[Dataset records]
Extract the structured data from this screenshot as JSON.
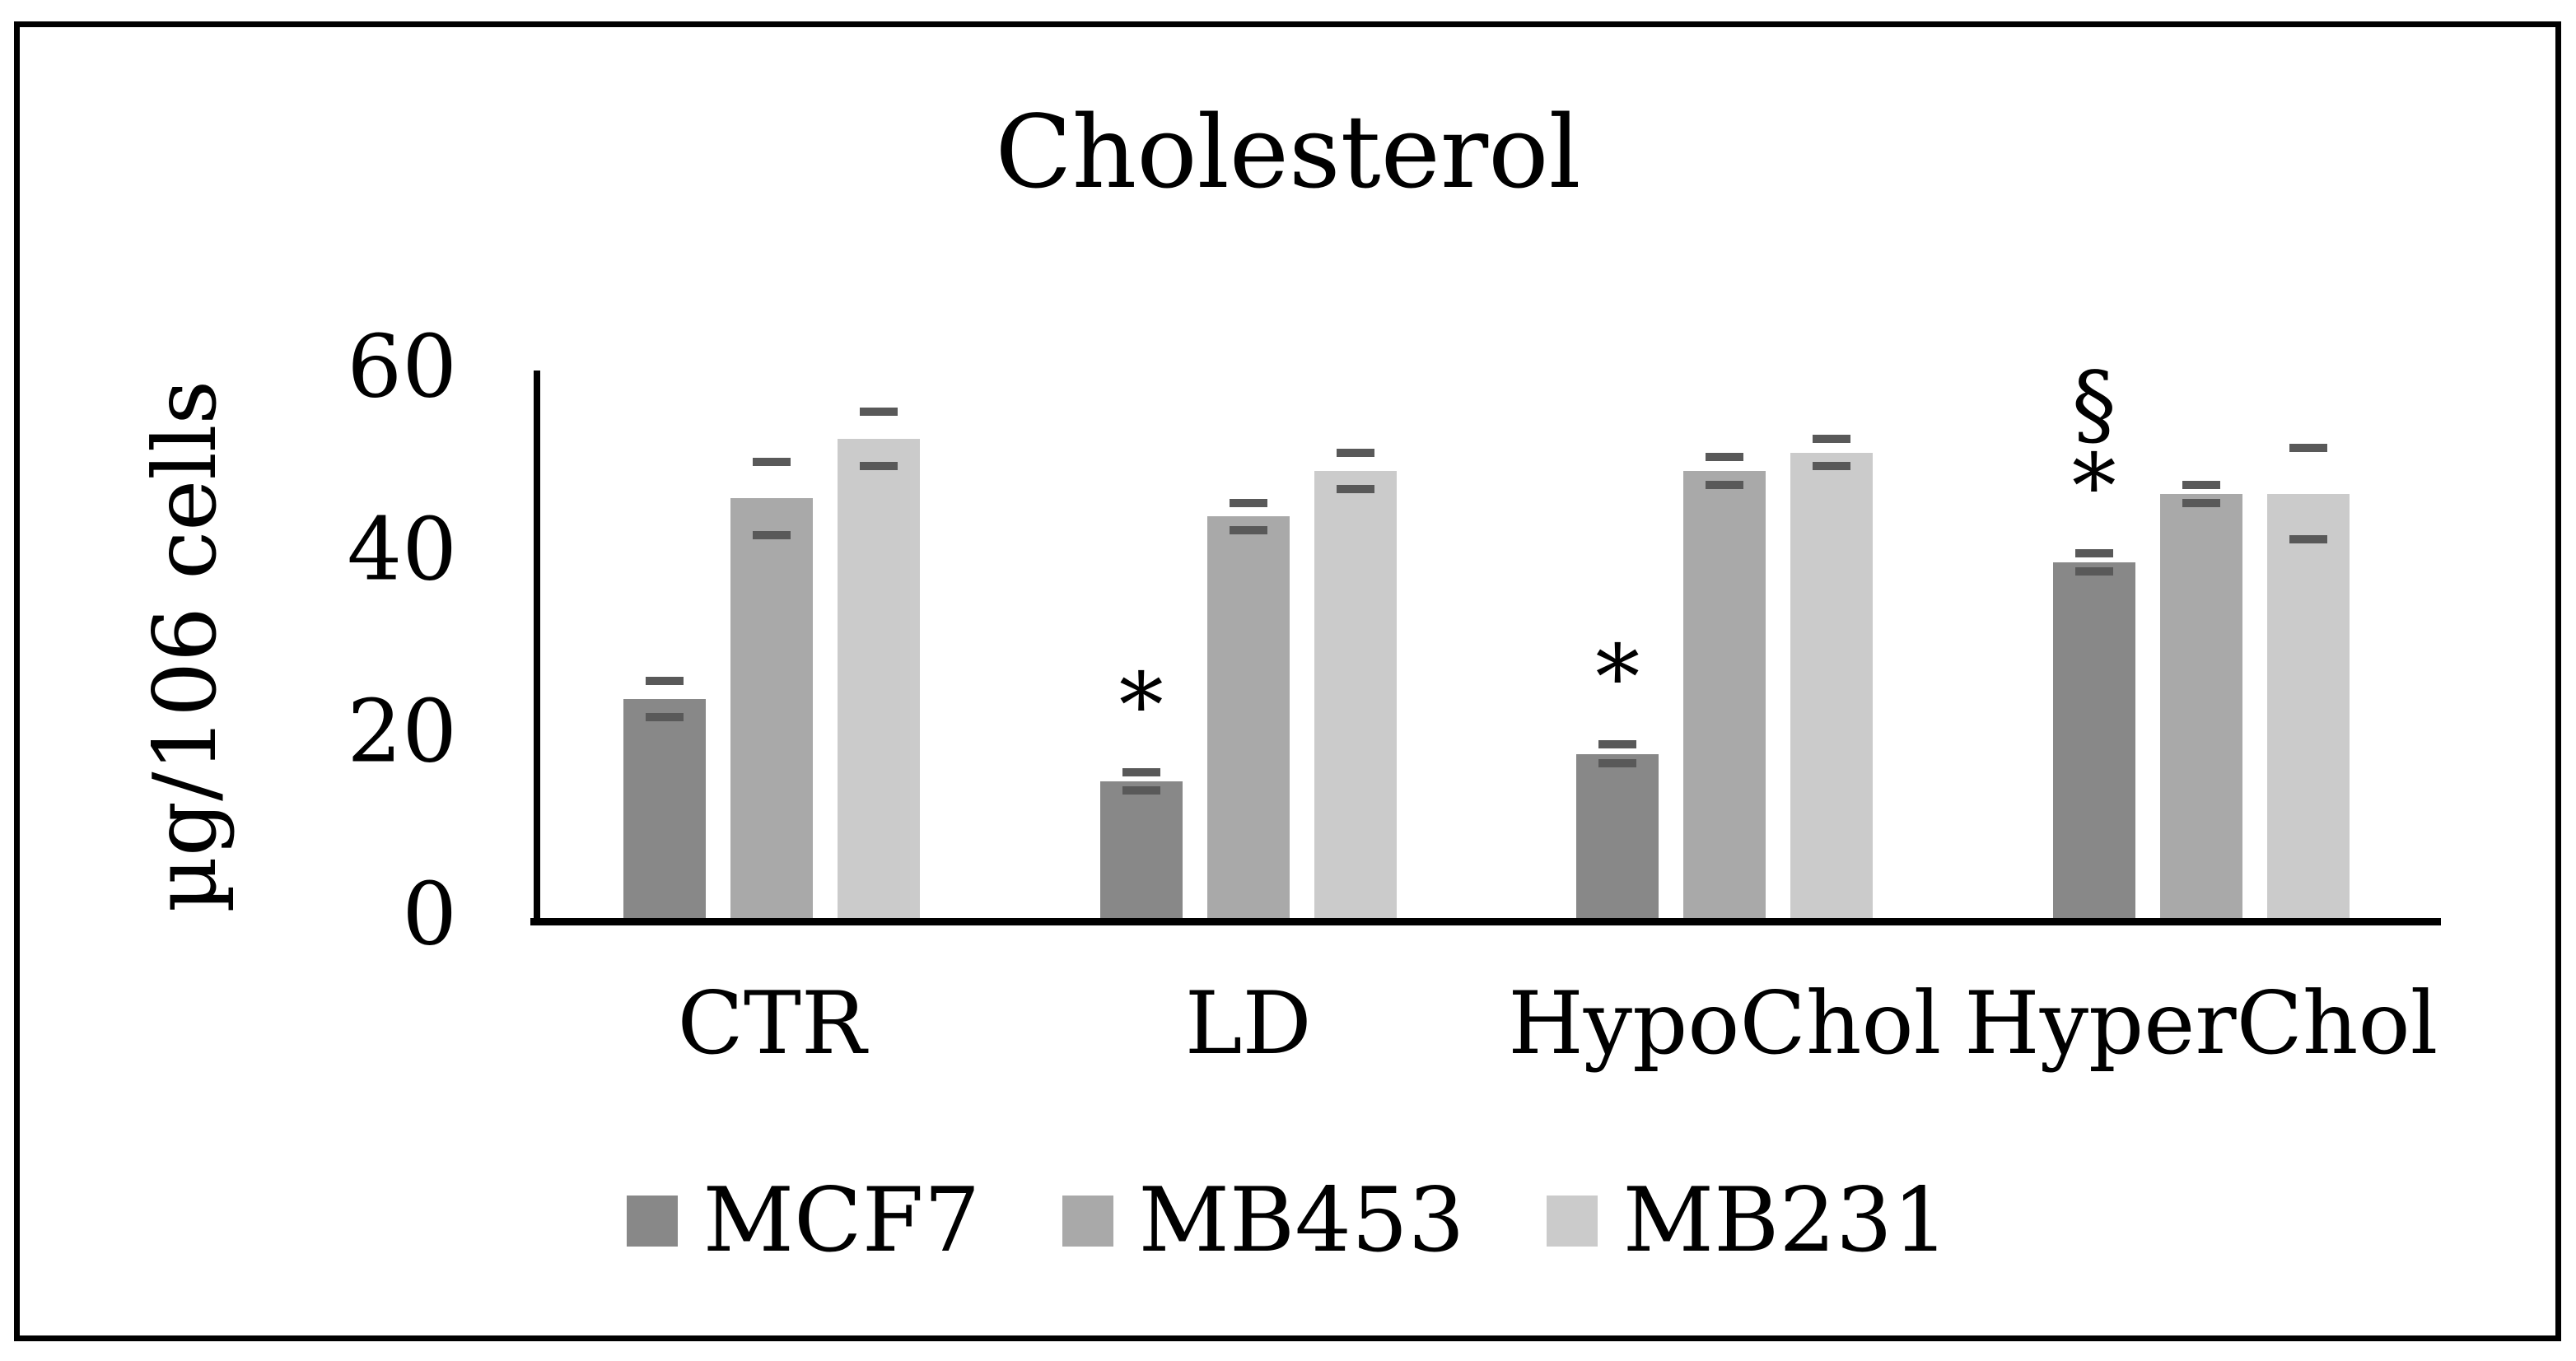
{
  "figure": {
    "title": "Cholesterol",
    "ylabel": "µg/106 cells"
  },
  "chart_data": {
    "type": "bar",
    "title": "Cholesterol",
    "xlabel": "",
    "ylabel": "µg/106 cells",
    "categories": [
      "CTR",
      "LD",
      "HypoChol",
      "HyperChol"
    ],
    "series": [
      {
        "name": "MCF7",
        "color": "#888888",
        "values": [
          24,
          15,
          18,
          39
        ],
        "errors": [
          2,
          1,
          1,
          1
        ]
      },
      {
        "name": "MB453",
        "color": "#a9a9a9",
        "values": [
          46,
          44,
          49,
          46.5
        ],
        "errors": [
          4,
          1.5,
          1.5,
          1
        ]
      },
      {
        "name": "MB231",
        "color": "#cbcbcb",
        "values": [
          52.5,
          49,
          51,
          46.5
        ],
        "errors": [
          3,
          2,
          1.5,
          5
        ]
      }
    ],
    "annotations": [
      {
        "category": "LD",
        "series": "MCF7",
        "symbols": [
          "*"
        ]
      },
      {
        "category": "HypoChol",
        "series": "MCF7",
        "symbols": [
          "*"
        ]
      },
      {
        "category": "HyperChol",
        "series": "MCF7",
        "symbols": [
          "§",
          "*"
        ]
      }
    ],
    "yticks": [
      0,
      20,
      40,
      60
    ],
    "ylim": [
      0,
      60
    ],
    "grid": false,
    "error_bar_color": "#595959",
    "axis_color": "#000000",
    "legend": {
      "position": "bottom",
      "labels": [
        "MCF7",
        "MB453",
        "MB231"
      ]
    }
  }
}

...

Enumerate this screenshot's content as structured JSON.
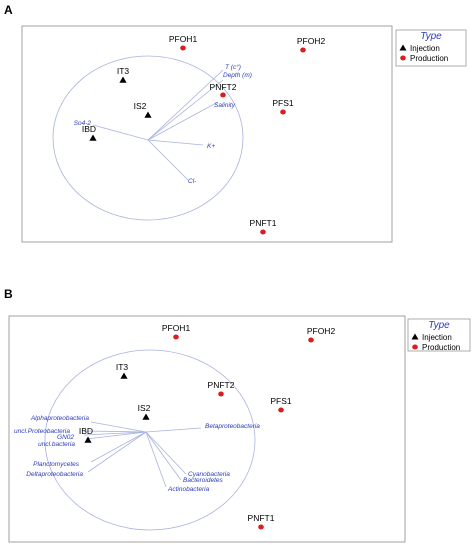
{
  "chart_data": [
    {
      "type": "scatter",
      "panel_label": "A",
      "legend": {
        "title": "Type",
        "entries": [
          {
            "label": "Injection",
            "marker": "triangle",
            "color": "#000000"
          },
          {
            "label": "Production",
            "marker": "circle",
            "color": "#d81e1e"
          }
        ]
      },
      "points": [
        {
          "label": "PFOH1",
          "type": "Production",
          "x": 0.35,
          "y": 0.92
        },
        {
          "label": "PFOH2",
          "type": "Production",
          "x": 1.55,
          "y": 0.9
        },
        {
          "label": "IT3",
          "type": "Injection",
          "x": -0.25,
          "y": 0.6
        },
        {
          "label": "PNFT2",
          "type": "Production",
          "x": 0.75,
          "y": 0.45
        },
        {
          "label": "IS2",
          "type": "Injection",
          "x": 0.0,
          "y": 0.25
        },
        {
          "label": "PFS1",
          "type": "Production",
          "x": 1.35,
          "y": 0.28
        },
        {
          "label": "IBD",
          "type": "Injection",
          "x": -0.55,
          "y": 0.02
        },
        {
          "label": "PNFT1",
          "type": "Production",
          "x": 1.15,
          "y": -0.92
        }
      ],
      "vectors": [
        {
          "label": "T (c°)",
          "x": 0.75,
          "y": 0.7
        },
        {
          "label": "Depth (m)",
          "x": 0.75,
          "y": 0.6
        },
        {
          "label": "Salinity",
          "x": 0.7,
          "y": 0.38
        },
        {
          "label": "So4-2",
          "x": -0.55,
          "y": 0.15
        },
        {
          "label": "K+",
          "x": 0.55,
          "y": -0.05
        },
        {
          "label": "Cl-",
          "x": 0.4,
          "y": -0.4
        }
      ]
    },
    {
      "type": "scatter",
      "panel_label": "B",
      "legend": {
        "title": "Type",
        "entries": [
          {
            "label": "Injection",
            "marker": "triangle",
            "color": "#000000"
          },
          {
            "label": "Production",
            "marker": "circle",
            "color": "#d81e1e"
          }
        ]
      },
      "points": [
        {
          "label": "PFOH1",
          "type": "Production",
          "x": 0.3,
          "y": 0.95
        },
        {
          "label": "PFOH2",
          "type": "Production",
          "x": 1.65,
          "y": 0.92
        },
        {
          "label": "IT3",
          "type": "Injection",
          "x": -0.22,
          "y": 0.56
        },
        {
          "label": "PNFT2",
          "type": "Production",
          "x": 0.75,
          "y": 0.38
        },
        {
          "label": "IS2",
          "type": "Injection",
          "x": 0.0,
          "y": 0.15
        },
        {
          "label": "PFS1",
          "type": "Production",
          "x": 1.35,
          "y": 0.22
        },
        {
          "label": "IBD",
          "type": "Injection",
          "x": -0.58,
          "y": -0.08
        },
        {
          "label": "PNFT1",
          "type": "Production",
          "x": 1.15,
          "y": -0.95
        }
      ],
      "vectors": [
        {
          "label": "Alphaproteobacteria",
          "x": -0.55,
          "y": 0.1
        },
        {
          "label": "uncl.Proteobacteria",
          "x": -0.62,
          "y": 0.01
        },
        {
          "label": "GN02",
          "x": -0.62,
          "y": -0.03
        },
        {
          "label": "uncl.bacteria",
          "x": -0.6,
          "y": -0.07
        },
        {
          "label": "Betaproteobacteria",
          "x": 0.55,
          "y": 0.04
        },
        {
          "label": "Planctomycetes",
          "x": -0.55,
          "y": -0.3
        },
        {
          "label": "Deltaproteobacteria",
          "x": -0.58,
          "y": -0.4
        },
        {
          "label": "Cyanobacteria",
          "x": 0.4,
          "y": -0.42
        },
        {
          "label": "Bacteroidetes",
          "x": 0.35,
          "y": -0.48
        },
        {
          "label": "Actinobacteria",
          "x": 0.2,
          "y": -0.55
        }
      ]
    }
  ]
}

▸ **INSTRUCTIONS TO FOLLOW**:
Search the data and copy each line containing "this".

▸ **TASK RESPONSE**:
Extract the structured data from this screenshot as JSON.
Enumerate this screenshot's content as structured JSON.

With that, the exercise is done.